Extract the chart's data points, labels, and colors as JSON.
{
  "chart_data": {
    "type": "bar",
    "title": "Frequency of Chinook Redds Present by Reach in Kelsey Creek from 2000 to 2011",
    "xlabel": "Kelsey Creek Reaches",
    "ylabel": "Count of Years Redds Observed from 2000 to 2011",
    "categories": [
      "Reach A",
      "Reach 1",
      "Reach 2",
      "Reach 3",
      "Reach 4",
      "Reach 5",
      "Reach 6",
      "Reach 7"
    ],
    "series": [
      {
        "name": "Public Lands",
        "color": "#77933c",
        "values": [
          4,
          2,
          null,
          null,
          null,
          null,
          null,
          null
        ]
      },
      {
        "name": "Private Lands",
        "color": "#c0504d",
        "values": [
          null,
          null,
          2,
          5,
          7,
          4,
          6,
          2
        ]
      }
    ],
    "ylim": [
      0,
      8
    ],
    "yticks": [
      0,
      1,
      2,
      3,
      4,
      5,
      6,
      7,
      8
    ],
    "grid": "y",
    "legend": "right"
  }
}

---

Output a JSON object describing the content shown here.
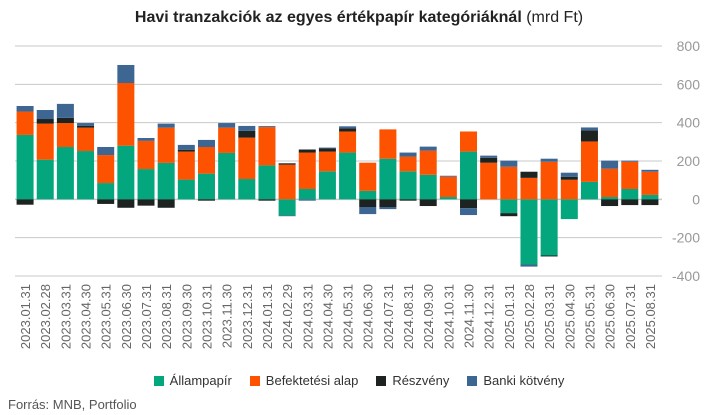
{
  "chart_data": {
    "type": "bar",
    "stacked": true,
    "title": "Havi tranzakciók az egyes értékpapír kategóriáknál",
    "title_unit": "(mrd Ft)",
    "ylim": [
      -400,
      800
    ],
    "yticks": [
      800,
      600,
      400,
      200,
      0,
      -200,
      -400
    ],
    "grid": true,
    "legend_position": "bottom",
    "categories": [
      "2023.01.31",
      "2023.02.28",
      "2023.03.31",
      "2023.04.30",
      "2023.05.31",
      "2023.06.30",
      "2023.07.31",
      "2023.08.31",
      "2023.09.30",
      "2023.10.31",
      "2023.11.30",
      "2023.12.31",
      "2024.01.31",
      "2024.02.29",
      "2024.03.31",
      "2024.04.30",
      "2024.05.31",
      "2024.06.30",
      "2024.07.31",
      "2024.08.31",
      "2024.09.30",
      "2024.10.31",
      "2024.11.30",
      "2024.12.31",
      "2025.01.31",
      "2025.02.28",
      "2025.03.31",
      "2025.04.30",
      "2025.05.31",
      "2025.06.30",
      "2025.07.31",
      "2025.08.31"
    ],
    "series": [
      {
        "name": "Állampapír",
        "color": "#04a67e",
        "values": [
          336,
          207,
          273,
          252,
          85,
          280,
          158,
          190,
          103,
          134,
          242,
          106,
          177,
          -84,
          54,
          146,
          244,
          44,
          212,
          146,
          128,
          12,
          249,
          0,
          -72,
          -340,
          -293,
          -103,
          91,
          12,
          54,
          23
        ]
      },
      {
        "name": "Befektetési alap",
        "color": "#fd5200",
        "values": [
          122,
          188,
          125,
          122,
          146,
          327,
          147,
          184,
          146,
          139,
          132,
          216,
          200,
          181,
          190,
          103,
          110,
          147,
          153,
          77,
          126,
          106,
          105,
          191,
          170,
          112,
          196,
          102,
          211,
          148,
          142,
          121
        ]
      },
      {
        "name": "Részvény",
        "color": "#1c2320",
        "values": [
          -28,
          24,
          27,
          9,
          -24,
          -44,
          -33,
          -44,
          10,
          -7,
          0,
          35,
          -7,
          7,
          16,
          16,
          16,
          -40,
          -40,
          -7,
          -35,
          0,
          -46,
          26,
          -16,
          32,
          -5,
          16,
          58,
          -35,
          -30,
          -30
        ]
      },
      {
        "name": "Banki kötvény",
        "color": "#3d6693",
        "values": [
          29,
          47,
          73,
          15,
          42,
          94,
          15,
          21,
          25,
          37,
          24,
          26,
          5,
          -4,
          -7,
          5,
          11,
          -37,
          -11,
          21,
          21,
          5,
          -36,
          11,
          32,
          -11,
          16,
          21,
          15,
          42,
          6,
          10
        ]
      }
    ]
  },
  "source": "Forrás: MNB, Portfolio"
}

What needs to be done: Go through the material above and count the lines that contain "from"; answer with the number alone.

Exercise solution: 2